-- Begin EXTRACTED DATA --
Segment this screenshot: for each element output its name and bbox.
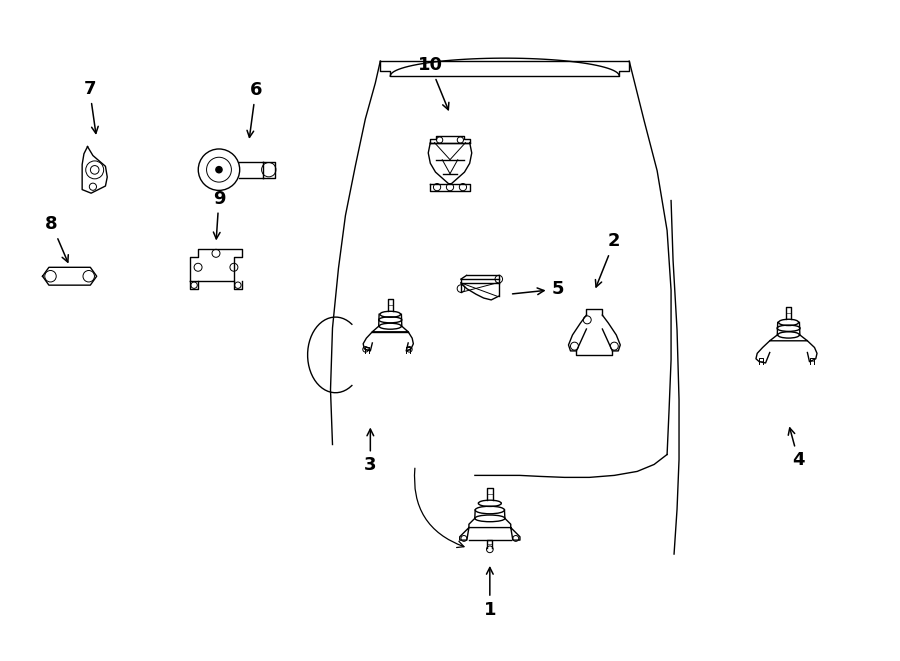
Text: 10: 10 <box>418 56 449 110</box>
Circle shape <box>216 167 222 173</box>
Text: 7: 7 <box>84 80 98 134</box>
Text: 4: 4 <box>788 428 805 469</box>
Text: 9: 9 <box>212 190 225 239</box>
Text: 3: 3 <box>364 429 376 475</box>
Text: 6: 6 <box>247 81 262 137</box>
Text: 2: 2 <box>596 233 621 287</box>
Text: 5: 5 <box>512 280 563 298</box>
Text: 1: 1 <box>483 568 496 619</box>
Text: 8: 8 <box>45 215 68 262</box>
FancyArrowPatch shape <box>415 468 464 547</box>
-- End EXTRACTED DATA --
-- Begin EXTRACTED DATA --
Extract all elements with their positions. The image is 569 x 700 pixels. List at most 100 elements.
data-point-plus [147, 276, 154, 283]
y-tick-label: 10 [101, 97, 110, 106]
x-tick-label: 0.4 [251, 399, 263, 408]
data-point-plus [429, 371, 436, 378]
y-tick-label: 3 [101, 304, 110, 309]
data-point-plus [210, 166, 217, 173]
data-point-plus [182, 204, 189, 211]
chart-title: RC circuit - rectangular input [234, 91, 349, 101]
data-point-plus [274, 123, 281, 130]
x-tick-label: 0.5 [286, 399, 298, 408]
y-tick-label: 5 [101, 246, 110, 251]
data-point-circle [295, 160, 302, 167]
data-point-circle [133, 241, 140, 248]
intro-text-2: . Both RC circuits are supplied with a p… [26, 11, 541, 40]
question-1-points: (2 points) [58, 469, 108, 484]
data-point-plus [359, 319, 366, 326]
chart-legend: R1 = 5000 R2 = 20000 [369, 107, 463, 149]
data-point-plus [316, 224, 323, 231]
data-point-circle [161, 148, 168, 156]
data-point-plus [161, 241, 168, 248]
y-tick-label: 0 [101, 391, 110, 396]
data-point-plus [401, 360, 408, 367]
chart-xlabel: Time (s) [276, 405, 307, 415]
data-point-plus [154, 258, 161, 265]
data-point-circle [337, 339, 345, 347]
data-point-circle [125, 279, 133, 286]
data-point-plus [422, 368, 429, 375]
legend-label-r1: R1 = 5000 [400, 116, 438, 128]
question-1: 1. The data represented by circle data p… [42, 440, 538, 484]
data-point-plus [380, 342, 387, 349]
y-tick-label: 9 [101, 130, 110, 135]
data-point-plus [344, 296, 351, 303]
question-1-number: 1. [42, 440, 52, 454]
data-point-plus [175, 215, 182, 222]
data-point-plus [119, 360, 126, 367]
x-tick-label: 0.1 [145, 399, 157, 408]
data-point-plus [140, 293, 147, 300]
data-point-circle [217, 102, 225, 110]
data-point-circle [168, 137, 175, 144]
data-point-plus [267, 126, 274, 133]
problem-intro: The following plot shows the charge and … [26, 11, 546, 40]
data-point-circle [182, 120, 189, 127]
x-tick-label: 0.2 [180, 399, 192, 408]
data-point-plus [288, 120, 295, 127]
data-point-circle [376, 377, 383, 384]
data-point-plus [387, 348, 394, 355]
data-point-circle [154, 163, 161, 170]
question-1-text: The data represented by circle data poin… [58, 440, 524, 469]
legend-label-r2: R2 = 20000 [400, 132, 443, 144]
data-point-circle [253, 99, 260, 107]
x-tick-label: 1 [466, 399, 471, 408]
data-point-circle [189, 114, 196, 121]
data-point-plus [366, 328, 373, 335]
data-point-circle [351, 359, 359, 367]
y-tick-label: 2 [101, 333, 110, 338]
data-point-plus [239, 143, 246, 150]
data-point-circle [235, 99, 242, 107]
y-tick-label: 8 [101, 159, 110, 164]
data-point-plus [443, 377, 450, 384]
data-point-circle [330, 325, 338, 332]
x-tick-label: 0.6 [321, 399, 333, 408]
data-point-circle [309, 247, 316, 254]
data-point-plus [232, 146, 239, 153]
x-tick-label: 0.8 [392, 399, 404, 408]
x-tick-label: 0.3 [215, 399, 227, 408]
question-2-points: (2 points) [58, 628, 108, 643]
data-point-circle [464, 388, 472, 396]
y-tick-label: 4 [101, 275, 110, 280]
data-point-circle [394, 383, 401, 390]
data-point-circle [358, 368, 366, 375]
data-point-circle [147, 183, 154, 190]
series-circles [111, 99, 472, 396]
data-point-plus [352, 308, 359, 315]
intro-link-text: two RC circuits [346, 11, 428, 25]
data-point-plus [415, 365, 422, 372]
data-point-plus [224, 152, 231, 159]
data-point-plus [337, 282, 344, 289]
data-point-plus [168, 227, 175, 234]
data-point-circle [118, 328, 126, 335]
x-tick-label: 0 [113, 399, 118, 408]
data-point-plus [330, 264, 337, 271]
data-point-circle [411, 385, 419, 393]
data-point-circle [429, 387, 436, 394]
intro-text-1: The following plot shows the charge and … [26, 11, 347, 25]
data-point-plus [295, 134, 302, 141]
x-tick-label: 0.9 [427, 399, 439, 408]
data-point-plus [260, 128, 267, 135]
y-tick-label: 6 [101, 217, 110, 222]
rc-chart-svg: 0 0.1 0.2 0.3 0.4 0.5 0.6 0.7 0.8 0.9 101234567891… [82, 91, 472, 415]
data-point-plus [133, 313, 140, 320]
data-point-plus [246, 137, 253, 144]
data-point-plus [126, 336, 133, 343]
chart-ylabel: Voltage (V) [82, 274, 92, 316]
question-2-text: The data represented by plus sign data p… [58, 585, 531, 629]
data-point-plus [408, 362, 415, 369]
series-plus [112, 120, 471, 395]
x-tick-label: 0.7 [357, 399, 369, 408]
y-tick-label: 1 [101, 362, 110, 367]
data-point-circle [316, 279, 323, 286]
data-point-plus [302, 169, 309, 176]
-- End EXTRACTED DATA --
-- Begin EXTRACTED DATA --
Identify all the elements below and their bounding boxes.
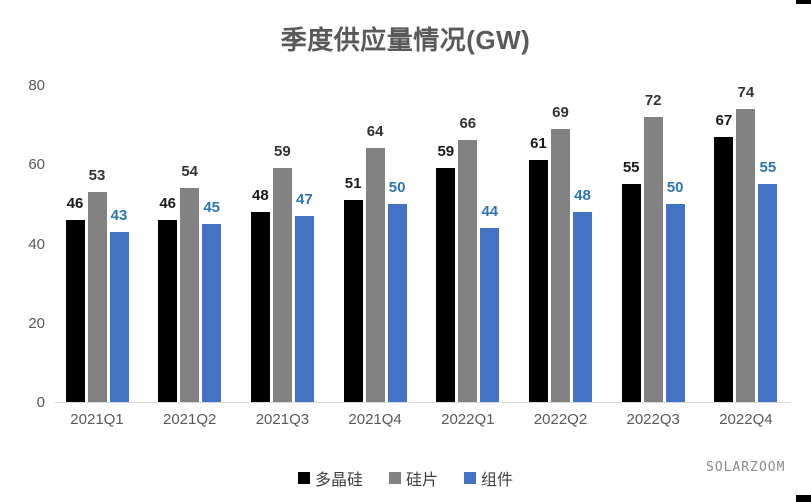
-- End EXTRACTED DATA --
Copy out the rows from the one containing "Extract all elements" through the one containing "data-point-circle [154, 163, 161, 170]", both included, with each row reproduced verbatim.

Extract all elements with their positions. The image is 569 x 700 pixels. List at most 100 elements.
data-point-plus [147, 276, 154, 283]
y-tick-label: 10 [101, 97, 110, 106]
x-tick-label: 0.4 [251, 399, 263, 408]
data-point-plus [429, 371, 436, 378]
y-tick-label: 3 [101, 304, 110, 309]
data-point-plus [210, 166, 217, 173]
data-point-plus [182, 204, 189, 211]
chart-title: RC circuit - rectangular input [234, 91, 349, 101]
data-point-plus [274, 123, 281, 130]
x-tick-label: 0.5 [286, 399, 298, 408]
y-tick-label: 5 [101, 246, 110, 251]
data-point-circle [295, 160, 302, 167]
data-point-circle [133, 241, 140, 248]
intro-text-2: . Both RC circuits are supplied with a p… [26, 11, 541, 40]
question-1-points: (2 points) [58, 469, 108, 484]
data-point-plus [359, 319, 366, 326]
chart-legend: R1 = 5000 R2 = 20000 [369, 107, 463, 149]
data-point-plus [316, 224, 323, 231]
data-point-circle [161, 148, 168, 156]
data-point-plus [161, 241, 168, 248]
y-tick-label: 0 [101, 391, 110, 396]
data-point-plus [401, 360, 408, 367]
chart-xlabel: Time (s) [276, 405, 307, 415]
data-point-plus [154, 258, 161, 265]
data-point-circle [337, 339, 345, 347]
data-point-circle [125, 279, 133, 286]
data-point-plus [422, 368, 429, 375]
legend-label-r1: R1 = 5000 [400, 116, 438, 128]
question-1: 1. The data represented by circle data p… [42, 440, 538, 484]
data-point-plus [380, 342, 387, 349]
y-tick-label: 9 [101, 130, 110, 135]
data-point-plus [344, 296, 351, 303]
question-1-number: 1. [42, 440, 52, 454]
data-point-plus [175, 215, 182, 222]
data-point-plus [119, 360, 126, 367]
x-tick-label: 0.1 [145, 399, 157, 408]
data-point-plus [140, 293, 147, 300]
data-point-circle [217, 102, 225, 110]
data-point-circle [168, 137, 175, 144]
data-point-plus [267, 126, 274, 133]
problem-intro: The following plot shows the charge and … [26, 11, 546, 40]
data-point-circle [182, 120, 189, 127]
x-tick-label: 0.2 [180, 399, 192, 408]
data-point-plus [288, 120, 295, 127]
data-point-circle [376, 377, 383, 384]
data-point-plus [387, 348, 394, 355]
data-point-circle [154, 163, 161, 170]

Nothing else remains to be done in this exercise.